— start of DOCUMENT —
This is Black Marbles third video with director Theo Six. The themes Theo finds when creating imagery always seem to revolve around transcendence or transformation, or a feeling of at least wanting or searching for that. I think that the idea of an artist or anyone really as a fully formed entity that is simply interacting with the world around is rather strange and although I feel that there can be pressure to come across this way, I think it’s more interesting and realistic to admit to the idea that most of us struggle to live up to some idealized projection of what we want to be or wished we were. And that this is a constantly moving target. In this way I’ve always appreciated the way Theo forms these little worlds filled with this feeling of desire for this sort of transcendence, and always trust that I’m going to relate to the way he’s seeing things.
On Fast Idol, LA-based Black Marble reaches back through time to connect with the forgotten bedroom kids of the analogue era, the halcyon days of icy hooks and warbly synths always on the edge of going out of tune. Harmonies are piped in across the expanse of space, and lyrics capture conversations that seem to come from another room, repeat an accusation overheard, or speak as if in sleep of interpersonal struggles distilled down to one subconscious phrase. At the same time, percussive elements feel forward and cut through the mix with toms counting off the measures like a lost tribe broadcasting through the bass and tops of a basement club soundsystem.
Fast Idol is Stewart’s fourth full-length album and his second for Sacred Bones. His previous album Bigger than Life was written in the face of cultural shifts in the US, in experiencing these he realised he was not keyed into certain negative sentiments that were bubbling below the surface, which were breaking out into the open. “I chose to try and take the approach of a soothsayer writing from a macro level, trying to find strands of connection between us because it didn’t feel appropriate to create something self referential and gloomy at the time,” he says.
— end of DOCUMENT —
◆ TASK INSTRUCTIONS:
A. Repeat the stretch of the Black Marble text from "This is Black" through "he’s seeing things.", switching "Theo" to "Leo" throughout.
B. Decide whether each statement agrees with the Black Marble text, answering yes or no and quoting the deciding words: (i) Fast Idol is Stewart's fourth full-length album. (ii) Black Marble is based in New York. (iii) This is Black Marble's first video with director Theo Six.
The data after this point comes from a separate source, not from the Black Marble text.
— start of RECORDED DATA —
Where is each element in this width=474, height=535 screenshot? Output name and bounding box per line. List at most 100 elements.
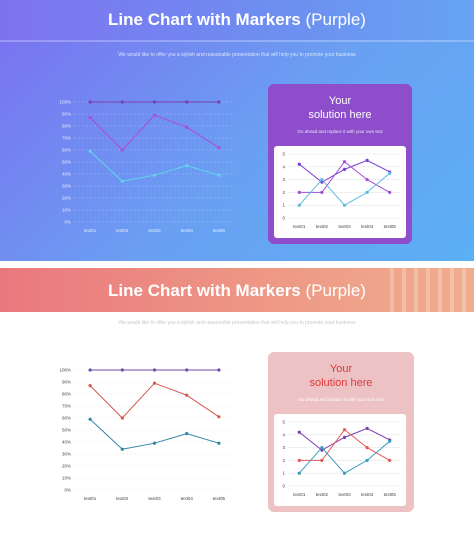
— end of RECORDED DATA —
◆ RESULTS OF THE EXERCISE:
A.
This is Black Marbles third video with director Leo Six. The themes Leo finds when creating imagery always seem to revolve around transcendence or transformation, or a feeling of at least wanting or searching for that. I think that the idea of an artist or anyone really as a fully formed entity that is simply interacting with the world around is rather strange and although I feel that there can be pressure to come across this way, I think it’s more interesting and realistic to admit to the idea that most of us struggle to live up to some idealized projection of what we want to be or wished we were. And that this is a constantly moving target. In this way I’ve always appreciated the way Leo forms these little worlds filled with this feeling of desire for this sort of transcendence, and always trust that I’m going to relate to the way he’s seeing things.

B.
(i) Yes: "Fast Idol is Stewart’s fourth full-length album"
(ii) No: "LA-based Black Marble"
(iii) No: "This is Black Marbles third video with director Theo Six."